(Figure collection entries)
....

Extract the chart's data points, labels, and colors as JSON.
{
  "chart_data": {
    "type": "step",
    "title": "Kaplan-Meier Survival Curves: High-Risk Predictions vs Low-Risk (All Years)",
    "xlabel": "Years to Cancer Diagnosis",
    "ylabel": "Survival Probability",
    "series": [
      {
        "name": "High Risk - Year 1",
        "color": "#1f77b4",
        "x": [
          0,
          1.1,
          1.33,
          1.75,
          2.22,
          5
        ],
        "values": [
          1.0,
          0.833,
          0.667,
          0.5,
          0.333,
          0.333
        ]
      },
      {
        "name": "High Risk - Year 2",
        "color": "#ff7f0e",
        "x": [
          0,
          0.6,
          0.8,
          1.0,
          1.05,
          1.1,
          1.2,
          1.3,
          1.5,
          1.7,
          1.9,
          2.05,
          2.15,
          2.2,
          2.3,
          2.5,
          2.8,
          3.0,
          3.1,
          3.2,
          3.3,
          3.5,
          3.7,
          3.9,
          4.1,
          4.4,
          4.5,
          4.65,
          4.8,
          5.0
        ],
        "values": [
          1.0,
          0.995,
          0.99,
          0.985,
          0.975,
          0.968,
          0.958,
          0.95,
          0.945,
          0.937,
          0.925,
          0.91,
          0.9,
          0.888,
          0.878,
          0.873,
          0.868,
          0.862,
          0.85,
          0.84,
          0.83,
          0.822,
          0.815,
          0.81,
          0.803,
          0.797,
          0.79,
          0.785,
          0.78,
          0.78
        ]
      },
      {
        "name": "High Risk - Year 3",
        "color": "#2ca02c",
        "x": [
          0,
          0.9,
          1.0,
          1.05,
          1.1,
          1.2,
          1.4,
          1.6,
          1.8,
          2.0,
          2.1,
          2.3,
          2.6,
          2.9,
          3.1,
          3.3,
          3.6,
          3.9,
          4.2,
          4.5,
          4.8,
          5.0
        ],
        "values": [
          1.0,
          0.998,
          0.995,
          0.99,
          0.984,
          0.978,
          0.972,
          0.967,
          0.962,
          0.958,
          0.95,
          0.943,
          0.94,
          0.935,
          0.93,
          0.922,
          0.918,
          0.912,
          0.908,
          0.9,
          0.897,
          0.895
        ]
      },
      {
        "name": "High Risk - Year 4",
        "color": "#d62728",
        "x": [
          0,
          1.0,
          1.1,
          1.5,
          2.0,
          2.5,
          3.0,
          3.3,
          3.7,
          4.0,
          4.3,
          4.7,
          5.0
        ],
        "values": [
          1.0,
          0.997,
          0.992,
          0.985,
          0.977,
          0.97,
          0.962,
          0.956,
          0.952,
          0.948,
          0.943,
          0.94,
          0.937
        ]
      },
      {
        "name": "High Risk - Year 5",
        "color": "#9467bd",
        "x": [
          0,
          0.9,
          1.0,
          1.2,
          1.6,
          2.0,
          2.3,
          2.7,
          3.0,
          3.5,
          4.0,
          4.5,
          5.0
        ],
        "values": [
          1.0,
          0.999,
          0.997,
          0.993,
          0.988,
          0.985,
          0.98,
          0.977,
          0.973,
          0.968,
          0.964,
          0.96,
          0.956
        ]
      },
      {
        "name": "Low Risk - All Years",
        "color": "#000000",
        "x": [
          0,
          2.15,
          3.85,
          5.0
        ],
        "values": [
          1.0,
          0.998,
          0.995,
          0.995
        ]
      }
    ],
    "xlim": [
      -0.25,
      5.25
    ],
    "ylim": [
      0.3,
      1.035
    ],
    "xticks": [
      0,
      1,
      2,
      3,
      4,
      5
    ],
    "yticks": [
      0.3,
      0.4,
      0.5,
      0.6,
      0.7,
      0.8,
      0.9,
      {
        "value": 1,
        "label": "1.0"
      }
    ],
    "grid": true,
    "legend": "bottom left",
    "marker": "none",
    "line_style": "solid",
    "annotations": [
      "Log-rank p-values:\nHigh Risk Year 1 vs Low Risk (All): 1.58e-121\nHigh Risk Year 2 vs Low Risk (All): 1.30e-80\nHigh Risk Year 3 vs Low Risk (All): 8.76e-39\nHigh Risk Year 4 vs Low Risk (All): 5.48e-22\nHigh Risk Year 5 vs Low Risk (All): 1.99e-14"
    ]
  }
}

....

Check each line of the records for the string "name" and state how many lines contain it. Give only the number.

6